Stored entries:
■ ■ ■ ■

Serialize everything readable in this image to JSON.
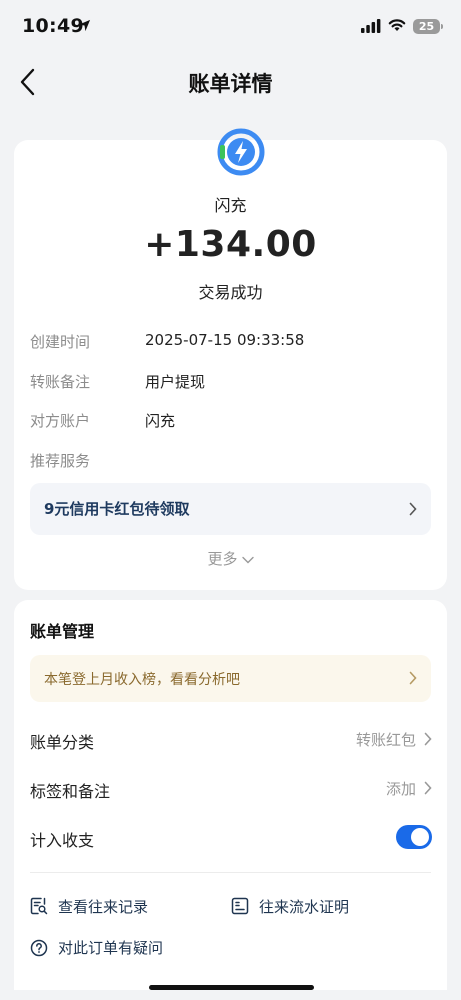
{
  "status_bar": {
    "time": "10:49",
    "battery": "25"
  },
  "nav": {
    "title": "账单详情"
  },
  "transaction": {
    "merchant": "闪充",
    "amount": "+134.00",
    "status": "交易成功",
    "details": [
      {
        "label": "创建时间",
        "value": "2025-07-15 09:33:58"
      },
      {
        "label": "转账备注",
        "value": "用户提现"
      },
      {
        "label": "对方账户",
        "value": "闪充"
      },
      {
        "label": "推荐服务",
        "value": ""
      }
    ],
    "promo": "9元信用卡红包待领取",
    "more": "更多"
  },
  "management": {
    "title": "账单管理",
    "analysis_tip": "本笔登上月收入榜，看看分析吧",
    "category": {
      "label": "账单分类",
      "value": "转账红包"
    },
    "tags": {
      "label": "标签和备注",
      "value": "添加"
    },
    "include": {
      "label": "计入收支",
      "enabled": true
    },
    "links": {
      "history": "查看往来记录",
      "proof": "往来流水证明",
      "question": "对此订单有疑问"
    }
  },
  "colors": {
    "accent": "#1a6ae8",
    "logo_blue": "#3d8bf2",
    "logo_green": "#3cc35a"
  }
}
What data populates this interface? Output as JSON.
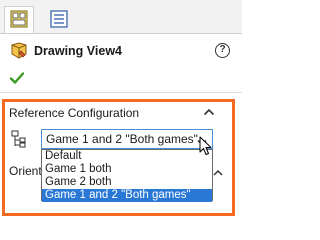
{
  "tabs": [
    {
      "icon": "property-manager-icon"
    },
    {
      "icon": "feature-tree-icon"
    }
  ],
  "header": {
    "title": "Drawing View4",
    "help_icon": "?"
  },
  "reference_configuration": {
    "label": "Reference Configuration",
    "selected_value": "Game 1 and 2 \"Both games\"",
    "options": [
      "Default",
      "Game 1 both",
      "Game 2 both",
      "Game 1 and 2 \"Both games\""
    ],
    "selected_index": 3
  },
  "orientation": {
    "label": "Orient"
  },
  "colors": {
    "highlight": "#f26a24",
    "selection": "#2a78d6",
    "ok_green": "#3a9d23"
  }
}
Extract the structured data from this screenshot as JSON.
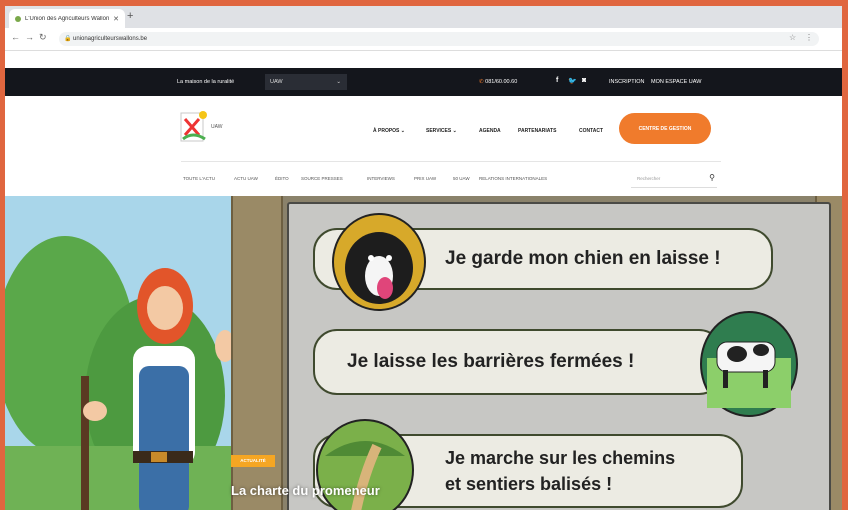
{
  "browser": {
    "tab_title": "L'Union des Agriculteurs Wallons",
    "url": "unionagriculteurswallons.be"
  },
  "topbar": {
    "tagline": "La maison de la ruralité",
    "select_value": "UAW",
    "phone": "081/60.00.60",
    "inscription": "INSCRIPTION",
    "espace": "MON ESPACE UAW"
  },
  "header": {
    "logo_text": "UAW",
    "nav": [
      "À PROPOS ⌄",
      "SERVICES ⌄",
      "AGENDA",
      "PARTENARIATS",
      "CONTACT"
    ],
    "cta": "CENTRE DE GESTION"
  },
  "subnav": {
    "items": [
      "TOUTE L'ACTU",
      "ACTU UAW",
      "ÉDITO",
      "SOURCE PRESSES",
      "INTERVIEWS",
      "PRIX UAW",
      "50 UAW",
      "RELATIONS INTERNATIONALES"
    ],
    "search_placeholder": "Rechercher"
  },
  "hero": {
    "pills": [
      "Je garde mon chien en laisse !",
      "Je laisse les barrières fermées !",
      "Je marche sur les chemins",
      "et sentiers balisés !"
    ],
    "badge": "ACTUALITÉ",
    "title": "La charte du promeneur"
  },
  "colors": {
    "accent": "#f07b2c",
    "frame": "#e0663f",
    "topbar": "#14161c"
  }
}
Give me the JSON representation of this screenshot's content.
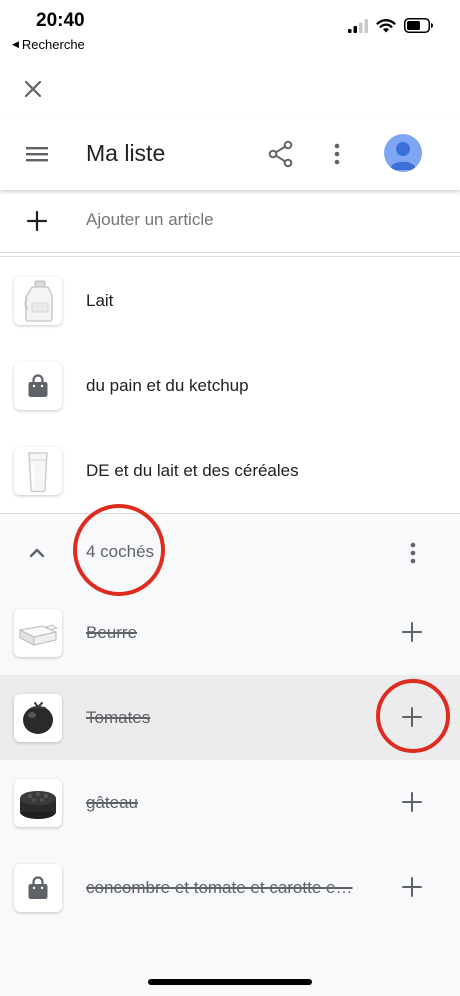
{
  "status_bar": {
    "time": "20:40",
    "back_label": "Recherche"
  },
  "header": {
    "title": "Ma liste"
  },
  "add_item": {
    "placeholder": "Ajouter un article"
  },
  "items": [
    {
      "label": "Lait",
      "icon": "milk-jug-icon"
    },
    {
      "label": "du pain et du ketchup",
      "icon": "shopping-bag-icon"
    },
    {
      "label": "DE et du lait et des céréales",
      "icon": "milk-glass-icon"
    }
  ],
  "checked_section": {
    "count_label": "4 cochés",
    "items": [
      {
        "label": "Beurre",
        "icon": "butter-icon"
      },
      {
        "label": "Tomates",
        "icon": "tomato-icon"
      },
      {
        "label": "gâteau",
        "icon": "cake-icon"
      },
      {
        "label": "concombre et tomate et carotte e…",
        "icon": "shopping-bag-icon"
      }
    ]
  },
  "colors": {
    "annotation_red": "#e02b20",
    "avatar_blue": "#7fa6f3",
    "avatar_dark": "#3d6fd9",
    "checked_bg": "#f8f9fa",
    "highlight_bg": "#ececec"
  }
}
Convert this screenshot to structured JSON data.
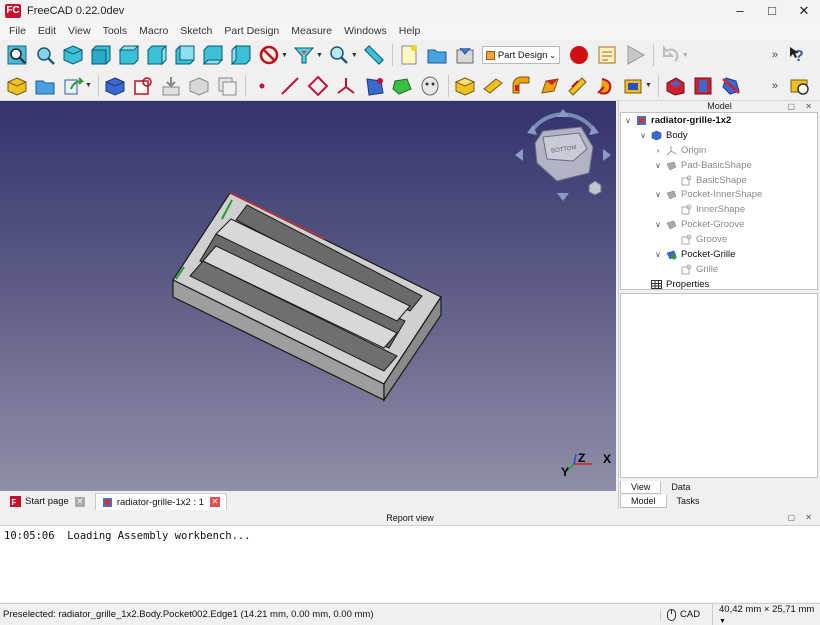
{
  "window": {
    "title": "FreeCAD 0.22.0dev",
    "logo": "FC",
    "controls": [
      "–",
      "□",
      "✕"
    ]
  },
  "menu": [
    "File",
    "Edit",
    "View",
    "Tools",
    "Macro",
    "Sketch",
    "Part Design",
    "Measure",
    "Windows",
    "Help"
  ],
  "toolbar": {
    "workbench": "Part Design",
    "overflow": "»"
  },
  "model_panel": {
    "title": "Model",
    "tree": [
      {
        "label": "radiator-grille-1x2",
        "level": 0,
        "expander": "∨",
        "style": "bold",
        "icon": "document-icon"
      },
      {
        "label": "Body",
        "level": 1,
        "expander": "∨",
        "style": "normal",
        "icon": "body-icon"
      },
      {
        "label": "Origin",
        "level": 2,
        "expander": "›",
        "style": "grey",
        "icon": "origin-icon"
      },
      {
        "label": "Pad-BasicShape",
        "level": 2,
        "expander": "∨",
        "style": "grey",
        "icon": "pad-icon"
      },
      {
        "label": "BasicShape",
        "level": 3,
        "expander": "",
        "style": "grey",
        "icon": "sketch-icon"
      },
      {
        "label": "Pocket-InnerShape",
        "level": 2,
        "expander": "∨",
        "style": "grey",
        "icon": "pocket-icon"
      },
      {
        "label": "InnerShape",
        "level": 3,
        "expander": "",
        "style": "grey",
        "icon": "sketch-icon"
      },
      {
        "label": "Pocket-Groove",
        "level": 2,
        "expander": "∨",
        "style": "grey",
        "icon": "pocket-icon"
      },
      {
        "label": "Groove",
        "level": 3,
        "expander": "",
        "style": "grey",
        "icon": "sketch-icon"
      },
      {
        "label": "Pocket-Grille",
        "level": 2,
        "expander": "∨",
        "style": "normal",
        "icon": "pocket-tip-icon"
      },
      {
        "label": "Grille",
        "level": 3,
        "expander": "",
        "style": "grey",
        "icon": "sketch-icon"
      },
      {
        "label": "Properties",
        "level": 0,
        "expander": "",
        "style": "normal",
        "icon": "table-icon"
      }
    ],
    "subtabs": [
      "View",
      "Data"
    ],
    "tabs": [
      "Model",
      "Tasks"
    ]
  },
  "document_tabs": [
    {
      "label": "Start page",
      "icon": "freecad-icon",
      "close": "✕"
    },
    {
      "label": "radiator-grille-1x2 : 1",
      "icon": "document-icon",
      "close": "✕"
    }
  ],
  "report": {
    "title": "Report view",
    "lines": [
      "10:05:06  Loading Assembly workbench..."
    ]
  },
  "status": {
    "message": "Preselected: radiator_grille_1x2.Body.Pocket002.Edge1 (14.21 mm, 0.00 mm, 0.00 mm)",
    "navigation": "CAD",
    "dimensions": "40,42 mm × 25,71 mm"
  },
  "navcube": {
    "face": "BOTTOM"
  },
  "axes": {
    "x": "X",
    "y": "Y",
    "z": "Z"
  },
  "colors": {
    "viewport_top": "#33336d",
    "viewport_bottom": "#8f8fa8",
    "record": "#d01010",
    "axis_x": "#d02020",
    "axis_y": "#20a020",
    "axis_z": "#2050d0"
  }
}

■ ■ ■ ■

→ **TASK**: Repeat each entry exactly as it appears; skip any picture.

→ **ANSWER BELOW**:
Serialize everything readable in this image to JSON.
{
  "status_bar": {
    "time": "10:49",
    "battery": "25"
  },
  "nav": {
    "title": "账单详情"
  },
  "transaction": {
    "merchant": "闪充",
    "amount": "+134.00",
    "status": "交易成功",
    "details": [
      {
        "label": "创建时间",
        "value": "2025-07-15 09:33:58"
      },
      {
        "label": "转账备注",
        "value": "用户提现"
      },
      {
        "label": "对方账户",
        "value": "闪充"
      },
      {
        "label": "推荐服务",
        "value": ""
      }
    ],
    "promo": "9元信用卡红包待领取",
    "more": "更多"
  },
  "management": {
    "title": "账单管理",
    "analysis_tip": "本笔登上月收入榜，看看分析吧",
    "category": {
      "label": "账单分类",
      "value": "转账红包"
    },
    "tags": {
      "label": "标签和备注",
      "value": "添加"
    },
    "include": {
      "label": "计入收支",
      "enabled": true
    },
    "links": {
      "history": "查看往来记录",
      "proof": "往来流水证明",
      "question": "对此订单有疑问"
    }
  },
  "colors": {
    "accent": "#1a6ae8",
    "logo_blue": "#3d8bf2",
    "logo_green": "#3cc35a"
  }
}
What data populates this interface? Output as JSON.
{
  "tabs": [
    {
      "icon": "property-manager-icon"
    },
    {
      "icon": "feature-tree-icon"
    }
  ],
  "header": {
    "title": "Drawing View4",
    "help_icon": "?"
  },
  "reference_configuration": {
    "label": "Reference Configuration",
    "selected_value": "Game 1 and 2 \"Both games\"",
    "options": [
      "Default",
      "Game 1 both",
      "Game 2 both",
      "Game 1 and 2 \"Both games\""
    ],
    "selected_index": 3
  },
  "orientation": {
    "label": "Orient"
  },
  "colors": {
    "highlight": "#f26a24",
    "selection": "#2a78d6",
    "ok_green": "#3a9d23"
  }
}
Extract the structured data from this screenshot as JSON.
{
  "browser": {
    "tab_title": "L'Union des Agriculteurs Wallons",
    "url": "unionagriculteurswallons.be"
  },
  "topbar": {
    "tagline": "La maison de la ruralité",
    "select_value": "UAW",
    "phone": "081/60.00.60",
    "inscription": "INSCRIPTION",
    "espace": "MON ESPACE UAW"
  },
  "header": {
    "logo_text": "UAW",
    "nav": [
      "À PROPOS ⌄",
      "SERVICES ⌄",
      "AGENDA",
      "PARTENARIATS",
      "CONTACT"
    ],
    "cta": "CENTRE DE GESTION"
  },
  "subnav": {
    "items": [
      "TOUTE L'ACTU",
      "ACTU UAW",
      "ÉDITO",
      "SOURCE PRESSES",
      "INTERVIEWS",
      "PRIX UAW",
      "50 UAW",
      "RELATIONS INTERNATIONALES"
    ],
    "search_placeholder": "Rechercher"
  },
  "hero": {
    "pills": [
      "Je garde mon chien en laisse !",
      "Je laisse les barrières fermées !",
      "Je marche sur les chemins",
      "et sentiers balisés !"
    ],
    "badge": "ACTUALITÉ",
    "title": "La charte du promeneur"
  },
  "colors": {
    "accent": "#f07b2c",
    "frame": "#e0663f",
    "topbar": "#14161c"
  }
}
Give me the JSON representation of this screenshot's content.
{
  "status_bar": {
    "time": "20:40",
    "back_label": "Recherche"
  },
  "header": {
    "title": "Ma liste"
  },
  "add_item": {
    "placeholder": "Ajouter un article"
  },
  "items": [
    {
      "label": "Lait",
      "icon": "milk-jug-icon"
    },
    {
      "label": "du pain et du ketchup",
      "icon": "shopping-bag-icon"
    },
    {
      "label": "DE et du lait et des céréales",
      "icon": "milk-glass-icon"
    }
  ],
  "checked_section": {
    "count_label": "4 cochés",
    "items": [
      {
        "label": "Beurre",
        "icon": "butter-icon"
      },
      {
        "label": "Tomates",
        "icon": "tomato-icon"
      },
      {
        "label": "gâteau",
        "icon": "cake-icon"
      },
      {
        "label": "concombre et tomate et carotte e…",
        "icon": "shopping-bag-icon"
      }
    ]
  },
  "colors": {
    "annotation_red": "#e02b20",
    "avatar_blue": "#7fa6f3",
    "avatar_dark": "#3d6fd9",
    "checked_bg": "#f8f9fa",
    "highlight_bg": "#ececec"
  }
}
Convert this screenshot to structured JSON data.
{
  "window": {
    "title": "FreeCAD 0.22.0dev",
    "logo": "FC",
    "controls": [
      "–",
      "□",
      "✕"
    ]
  },
  "menu": [
    "File",
    "Edit",
    "View",
    "Tools",
    "Macro",
    "Sketch",
    "Part Design",
    "Measure",
    "Windows",
    "Help"
  ],
  "toolbar": {
    "workbench": "Part Design",
    "overflow": "»"
  },
  "model_panel": {
    "title": "Model",
    "tree": [
      {
        "label": "radiator-grille-1x2",
        "level": 0,
        "expander": "∨",
        "style": "bold",
        "icon": "document-icon"
      },
      {
        "label": "Body",
        "level": 1,
        "expander": "∨",
        "style": "normal",
        "icon": "body-icon"
      },
      {
        "label": "Origin",
        "level": 2,
        "expander": "›",
        "style": "grey",
        "icon": "origin-icon"
      },
      {
        "label": "Pad-BasicShape",
        "level": 2,
        "expander": "∨",
        "style": "grey",
        "icon": "pad-icon"
      },
      {
        "label": "BasicShape",
        "level": 3,
        "expander": "",
        "style": "grey",
        "icon": "sketch-icon"
      },
      {
        "label": "Pocket-InnerShape",
        "level": 2,
        "expander": "∨",
        "style": "grey",
        "icon": "pocket-icon"
      },
      {
        "label": "InnerShape",
        "level": 3,
        "expander": "",
        "style": "grey",
        "icon": "sketch-icon"
      },
      {
        "label": "Pocket-Groove",
        "level": 2,
        "expander": "∨",
        "style": "grey",
        "icon": "pocket-icon"
      },
      {
        "label": "Groove",
        "level": 3,
        "expander": "",
        "style": "grey",
        "icon": "sketch-icon"
      },
      {
        "label": "Pocket-Grille",
        "level": 2,
        "expander": "∨",
        "style": "normal",
        "icon": "pocket-tip-icon"
      },
      {
        "label": "Grille",
        "level": 3,
        "expander": "",
        "style": "grey",
        "icon": "sketch-icon"
      },
      {
        "label": "Properties",
        "level": 0,
        "expander": "",
        "style": "normal",
        "icon": "table-icon"
      }
    ],
    "subtabs": [
      "View",
      "Data"
    ],
    "tabs": [
      "Model",
      "Tasks"
    ]
  },
  "document_tabs": [
    {
      "label": "Start page",
      "icon": "freecad-icon",
      "close": "✕"
    },
    {
      "label": "radiator-grille-1x2 : 1",
      "icon": "document-icon",
      "close": "✕"
    }
  ],
  "report": {
    "title": "Report view",
    "lines": [
      "10:05:06  Loading Assembly workbench..."
    ]
  },
  "status": {
    "message": "Preselected: radiator_grille_1x2.Body.Pocket002.Edge1 (14.21 mm, 0.00 mm, 0.00 mm)",
    "navigation": "CAD",
    "dimensions": "40,42 mm × 25,71 mm"
  },
  "navcube": {
    "face": "BOTTOM"
  },
  "axes": {
    "x": "X",
    "y": "Y",
    "z": "Z"
  },
  "colors": {
    "viewport_top": "#33336d",
    "viewport_bottom": "#8f8fa8",
    "record": "#d01010",
    "axis_x": "#d02020",
    "axis_y": "#20a020",
    "axis_z": "#2050d0"
  }
}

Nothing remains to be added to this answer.